### EXCERPT TO READ:
------------
Personal Responsibility (01:27:02)

  • Processed food lacks nutritional value and does not contribute to growth or energy production.
  • Obesity is a complex issue influenced by biochemistry, not solely a matter of personal responsibility.
  • Blaming individuals for obesity has proven ineffective and perpetuates a public health crisis.
  • Personal responsibility alone is insufficient in addressing the problem of obesity.
  • Societal intervention is necessary to address sugar addiction and the harmful effects of toxic and addictive substances like sugar.
  • The lack of regulation for sugar and ultra-processed foods, despite their addictive and potentially harmful nature, highlights the need for government intervention.
  • Government regulation of sugar is essential to tackle sugar addiction and its societal impact.

Should the Government Get Involved? (01:34:50)

  • The UK government successfully reduced hypertension and stroke by 40% by secretly collaborating with food manufacturers to reduce sodium levels in processed foods.
  • The government can effectively implement public health interventions without informing the public.
  • The speaker is working with a company in the Middle East to reformulate their products to be metabolically healthy.
------------
### EXCERPTED RECORDS:
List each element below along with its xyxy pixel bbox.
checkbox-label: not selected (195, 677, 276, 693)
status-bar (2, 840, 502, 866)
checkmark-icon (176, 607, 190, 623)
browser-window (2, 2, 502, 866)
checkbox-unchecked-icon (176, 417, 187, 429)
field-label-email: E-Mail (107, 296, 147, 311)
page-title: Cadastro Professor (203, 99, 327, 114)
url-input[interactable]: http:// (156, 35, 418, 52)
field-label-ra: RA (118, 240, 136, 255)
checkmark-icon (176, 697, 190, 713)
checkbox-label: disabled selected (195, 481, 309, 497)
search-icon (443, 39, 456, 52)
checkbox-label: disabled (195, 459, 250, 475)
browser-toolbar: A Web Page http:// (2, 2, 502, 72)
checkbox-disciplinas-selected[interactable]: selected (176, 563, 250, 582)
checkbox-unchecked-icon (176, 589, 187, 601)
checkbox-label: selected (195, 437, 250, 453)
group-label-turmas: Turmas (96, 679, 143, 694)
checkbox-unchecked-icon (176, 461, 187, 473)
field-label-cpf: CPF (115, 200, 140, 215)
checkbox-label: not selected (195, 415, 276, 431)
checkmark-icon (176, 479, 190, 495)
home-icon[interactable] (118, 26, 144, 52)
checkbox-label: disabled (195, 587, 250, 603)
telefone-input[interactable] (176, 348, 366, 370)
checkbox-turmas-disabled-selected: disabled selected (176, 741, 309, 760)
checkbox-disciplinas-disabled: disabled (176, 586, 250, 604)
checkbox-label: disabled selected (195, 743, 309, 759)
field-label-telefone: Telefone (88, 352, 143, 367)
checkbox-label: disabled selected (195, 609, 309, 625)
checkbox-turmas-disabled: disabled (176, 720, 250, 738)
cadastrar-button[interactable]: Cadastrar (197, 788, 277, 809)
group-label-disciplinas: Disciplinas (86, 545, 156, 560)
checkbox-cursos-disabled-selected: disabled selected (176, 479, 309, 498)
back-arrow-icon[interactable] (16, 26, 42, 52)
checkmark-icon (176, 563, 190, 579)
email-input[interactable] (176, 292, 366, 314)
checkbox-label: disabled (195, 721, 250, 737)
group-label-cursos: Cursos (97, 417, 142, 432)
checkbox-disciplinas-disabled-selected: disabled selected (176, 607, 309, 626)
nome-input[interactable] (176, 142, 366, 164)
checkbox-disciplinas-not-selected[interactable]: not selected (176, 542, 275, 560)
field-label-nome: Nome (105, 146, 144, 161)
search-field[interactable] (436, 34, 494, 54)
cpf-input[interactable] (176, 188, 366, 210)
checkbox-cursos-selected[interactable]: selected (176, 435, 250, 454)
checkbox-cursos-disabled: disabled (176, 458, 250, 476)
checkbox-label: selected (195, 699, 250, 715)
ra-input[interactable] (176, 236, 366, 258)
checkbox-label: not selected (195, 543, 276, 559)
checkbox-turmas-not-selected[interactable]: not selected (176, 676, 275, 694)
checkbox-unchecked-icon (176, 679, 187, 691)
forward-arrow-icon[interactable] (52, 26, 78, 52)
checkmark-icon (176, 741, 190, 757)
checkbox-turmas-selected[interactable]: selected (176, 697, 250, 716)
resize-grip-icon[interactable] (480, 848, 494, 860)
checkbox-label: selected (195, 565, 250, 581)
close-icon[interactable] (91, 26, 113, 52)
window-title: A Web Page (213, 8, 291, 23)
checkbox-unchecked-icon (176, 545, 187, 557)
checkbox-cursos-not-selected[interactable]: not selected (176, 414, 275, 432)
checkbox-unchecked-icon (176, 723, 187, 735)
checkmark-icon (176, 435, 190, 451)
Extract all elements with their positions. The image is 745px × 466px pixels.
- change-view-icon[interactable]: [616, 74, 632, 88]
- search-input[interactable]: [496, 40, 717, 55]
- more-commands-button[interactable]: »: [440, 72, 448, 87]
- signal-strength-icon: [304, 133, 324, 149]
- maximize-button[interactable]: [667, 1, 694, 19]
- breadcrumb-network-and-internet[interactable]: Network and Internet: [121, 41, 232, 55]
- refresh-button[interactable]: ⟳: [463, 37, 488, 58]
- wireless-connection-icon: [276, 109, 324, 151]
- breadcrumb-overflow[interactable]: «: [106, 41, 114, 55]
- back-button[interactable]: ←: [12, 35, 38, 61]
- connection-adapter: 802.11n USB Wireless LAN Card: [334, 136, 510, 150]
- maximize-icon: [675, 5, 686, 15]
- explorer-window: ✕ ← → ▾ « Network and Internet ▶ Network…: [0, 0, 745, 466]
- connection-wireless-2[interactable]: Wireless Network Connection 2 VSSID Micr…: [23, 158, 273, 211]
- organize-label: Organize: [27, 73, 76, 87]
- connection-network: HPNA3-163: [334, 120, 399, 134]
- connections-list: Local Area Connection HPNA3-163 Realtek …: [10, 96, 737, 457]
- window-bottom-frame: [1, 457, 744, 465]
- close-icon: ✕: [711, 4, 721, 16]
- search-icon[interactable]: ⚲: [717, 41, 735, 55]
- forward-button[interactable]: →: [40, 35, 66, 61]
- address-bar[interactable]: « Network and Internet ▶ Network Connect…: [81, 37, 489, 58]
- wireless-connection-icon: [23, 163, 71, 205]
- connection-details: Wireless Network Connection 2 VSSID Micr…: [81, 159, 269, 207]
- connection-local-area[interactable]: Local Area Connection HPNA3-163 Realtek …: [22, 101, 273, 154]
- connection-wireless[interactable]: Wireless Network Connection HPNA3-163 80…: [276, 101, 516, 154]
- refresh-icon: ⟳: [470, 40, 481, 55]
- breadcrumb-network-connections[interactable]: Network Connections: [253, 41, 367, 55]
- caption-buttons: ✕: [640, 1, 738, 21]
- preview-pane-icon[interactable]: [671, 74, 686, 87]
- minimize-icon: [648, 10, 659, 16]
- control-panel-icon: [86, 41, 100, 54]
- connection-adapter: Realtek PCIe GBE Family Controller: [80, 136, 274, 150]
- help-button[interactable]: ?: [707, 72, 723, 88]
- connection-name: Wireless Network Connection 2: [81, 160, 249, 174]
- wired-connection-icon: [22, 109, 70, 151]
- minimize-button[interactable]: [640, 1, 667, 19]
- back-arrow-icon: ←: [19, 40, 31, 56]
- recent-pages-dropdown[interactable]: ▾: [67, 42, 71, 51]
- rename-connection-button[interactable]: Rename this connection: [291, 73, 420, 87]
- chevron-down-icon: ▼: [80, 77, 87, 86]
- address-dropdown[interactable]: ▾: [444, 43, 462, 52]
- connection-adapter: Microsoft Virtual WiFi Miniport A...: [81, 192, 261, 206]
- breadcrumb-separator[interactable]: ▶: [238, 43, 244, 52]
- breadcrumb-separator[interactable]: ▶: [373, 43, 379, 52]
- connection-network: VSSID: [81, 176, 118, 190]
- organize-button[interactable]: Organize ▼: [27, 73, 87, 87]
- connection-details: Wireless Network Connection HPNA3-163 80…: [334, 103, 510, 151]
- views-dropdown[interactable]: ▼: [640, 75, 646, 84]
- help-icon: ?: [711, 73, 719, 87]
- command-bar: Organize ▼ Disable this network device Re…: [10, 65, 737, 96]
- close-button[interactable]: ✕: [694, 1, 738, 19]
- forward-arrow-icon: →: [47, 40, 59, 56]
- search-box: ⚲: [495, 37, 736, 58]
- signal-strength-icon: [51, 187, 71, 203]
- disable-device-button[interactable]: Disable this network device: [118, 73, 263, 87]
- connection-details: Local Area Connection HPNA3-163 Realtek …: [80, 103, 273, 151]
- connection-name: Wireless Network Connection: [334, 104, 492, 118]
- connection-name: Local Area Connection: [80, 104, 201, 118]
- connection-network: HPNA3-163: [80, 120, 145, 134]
------------
### REQUIRED ACTIONS:
a – From the notes on obesity and sugar regulation, translate this sentence into Spanish: "The UK government successfully reduced hypertension and stroke by 40% by secretly collaborating with food manufacturers to reduce sodium levels in processed foods."
b – Answer these questions using the notes on obesity and sugar regulation:
(i) What does processed food lack?
(ii) By what percentage did the UK government reduce hypertension and stroke?
(iii) In what region is the company that the speaker is working with?
c – Reproduce the passage of the notes on obesity and sugar regulation starting at "Personal Responsibility (01:27:02)" and ending at "problem of obesity.".

### PROBLEM SOLUTIONS:
a – El gobierno del Reino Unido redujo con éxito la hipertensión y los accidentes cerebrovasculares en un 40 % colaborando en secreto con los fabricantes de alimentos para reducir los niveles de sodio en los alimentos procesados.

b –
(i) Nutritional value
(ii) 40%
(iii) The Middle East

c –
Personal Responsibility (01:27:02)

  • Processed food lacks nutritional value and does not contribute to growth or energy production.
  • Obesity is a complex issue influenced by biochemistry, not solely a matter of personal responsibility.
  • Blaming individuals for obesity has proven ineffective and perpetuates a public health crisis.
  • Personal responsibility alone is insufficient in addressing the problem of obesity.